SHORT EXERCISE | Some lines in the records below may hold the word "Управление"; give the number of those lines and nothing else.

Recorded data
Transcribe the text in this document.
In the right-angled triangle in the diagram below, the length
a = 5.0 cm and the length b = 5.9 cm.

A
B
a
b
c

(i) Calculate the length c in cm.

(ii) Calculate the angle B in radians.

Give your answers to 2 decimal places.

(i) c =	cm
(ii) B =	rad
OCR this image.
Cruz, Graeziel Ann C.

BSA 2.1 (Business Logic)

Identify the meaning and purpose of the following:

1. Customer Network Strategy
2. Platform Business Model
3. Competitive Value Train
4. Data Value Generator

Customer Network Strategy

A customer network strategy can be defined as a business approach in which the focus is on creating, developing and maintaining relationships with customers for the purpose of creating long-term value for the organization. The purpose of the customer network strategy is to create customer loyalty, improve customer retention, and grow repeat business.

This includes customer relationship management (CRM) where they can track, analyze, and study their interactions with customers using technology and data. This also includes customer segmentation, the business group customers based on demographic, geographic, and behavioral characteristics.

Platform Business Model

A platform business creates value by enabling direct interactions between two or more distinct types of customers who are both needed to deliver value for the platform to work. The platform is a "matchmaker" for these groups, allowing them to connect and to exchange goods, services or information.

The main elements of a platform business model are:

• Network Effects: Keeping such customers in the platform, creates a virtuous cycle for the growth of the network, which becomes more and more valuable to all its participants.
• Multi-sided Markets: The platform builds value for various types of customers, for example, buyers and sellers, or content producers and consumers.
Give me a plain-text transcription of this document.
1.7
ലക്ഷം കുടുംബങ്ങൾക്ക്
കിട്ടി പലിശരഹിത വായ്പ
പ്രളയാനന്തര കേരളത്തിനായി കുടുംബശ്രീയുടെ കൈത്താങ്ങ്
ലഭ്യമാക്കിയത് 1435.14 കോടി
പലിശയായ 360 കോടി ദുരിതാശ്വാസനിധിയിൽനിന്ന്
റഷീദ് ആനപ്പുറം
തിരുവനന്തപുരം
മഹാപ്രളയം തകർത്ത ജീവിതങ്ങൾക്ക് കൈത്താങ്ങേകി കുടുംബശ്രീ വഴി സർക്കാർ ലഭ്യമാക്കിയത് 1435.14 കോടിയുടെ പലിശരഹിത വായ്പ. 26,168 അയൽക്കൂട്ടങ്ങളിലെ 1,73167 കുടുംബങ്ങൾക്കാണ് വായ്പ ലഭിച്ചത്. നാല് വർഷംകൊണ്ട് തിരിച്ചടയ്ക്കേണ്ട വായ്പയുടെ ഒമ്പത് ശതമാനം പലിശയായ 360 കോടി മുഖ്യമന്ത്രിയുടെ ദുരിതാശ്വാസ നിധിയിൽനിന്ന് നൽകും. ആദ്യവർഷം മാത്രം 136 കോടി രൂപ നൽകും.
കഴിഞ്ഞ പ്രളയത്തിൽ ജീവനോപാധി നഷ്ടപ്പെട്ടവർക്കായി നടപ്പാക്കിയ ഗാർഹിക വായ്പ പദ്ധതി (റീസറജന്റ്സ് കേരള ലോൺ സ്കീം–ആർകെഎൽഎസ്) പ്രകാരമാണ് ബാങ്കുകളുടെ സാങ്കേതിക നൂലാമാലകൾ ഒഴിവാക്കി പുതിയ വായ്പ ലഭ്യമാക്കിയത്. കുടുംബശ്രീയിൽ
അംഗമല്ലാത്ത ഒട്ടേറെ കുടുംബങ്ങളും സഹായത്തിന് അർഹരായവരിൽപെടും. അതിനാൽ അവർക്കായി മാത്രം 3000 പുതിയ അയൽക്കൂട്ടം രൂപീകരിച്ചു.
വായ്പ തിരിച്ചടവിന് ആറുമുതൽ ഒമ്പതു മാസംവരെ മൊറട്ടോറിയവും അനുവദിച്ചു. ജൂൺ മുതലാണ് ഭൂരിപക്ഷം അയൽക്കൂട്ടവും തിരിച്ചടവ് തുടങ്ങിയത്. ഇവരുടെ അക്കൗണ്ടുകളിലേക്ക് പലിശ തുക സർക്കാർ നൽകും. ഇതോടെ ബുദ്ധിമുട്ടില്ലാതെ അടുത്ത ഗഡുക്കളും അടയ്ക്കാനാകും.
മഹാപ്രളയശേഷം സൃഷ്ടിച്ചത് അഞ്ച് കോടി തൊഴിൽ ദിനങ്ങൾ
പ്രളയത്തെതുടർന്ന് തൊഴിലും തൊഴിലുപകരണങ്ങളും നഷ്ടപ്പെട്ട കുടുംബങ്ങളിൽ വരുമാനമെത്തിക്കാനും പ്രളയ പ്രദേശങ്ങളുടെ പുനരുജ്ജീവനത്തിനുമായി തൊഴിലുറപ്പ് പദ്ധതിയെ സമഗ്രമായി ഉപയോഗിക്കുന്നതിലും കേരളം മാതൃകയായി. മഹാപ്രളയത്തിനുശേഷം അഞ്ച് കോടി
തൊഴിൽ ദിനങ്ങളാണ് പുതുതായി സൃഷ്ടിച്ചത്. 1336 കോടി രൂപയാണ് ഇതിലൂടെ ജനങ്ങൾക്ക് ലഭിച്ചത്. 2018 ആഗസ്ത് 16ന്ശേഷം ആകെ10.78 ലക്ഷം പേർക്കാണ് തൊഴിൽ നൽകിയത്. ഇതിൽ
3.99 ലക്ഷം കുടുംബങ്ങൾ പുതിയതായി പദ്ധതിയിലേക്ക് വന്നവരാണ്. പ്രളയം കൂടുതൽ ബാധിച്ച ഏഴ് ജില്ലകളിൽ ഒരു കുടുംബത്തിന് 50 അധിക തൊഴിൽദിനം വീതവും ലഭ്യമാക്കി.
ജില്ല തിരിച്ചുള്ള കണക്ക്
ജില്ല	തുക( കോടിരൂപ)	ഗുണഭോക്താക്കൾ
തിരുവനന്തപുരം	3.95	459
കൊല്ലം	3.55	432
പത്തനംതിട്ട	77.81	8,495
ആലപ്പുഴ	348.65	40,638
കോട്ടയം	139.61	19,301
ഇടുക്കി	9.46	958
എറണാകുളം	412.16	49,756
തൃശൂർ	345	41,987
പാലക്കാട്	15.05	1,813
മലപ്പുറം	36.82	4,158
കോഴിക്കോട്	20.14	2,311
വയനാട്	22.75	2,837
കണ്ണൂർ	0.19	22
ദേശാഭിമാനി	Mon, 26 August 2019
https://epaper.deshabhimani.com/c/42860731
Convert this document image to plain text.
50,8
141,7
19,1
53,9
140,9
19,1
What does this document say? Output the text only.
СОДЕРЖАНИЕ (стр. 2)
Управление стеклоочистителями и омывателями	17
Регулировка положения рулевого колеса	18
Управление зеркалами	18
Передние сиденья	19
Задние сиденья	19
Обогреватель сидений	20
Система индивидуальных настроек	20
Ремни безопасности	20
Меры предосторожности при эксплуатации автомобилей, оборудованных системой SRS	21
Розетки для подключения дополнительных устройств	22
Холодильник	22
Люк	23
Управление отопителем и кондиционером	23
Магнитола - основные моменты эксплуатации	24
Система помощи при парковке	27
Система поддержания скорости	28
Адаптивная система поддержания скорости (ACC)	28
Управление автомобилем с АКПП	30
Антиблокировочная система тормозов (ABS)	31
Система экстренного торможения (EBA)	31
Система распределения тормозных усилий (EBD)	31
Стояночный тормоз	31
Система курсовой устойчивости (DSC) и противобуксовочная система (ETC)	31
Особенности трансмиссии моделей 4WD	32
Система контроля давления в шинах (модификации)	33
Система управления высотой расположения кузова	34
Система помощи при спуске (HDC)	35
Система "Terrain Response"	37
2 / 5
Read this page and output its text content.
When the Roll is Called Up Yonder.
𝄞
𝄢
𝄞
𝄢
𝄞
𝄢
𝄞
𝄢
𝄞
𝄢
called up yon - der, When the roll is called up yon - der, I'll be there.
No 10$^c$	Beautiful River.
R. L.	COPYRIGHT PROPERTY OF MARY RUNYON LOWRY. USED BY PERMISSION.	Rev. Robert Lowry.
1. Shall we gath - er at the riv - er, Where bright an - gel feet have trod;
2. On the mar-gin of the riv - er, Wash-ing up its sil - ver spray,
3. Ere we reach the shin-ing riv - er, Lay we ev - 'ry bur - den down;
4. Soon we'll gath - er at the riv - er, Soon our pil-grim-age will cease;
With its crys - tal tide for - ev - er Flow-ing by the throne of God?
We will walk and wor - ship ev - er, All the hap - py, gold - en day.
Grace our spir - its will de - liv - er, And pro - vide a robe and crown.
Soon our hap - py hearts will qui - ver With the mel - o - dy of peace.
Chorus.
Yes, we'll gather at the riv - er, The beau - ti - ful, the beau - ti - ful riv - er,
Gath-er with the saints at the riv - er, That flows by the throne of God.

ANSWER | 4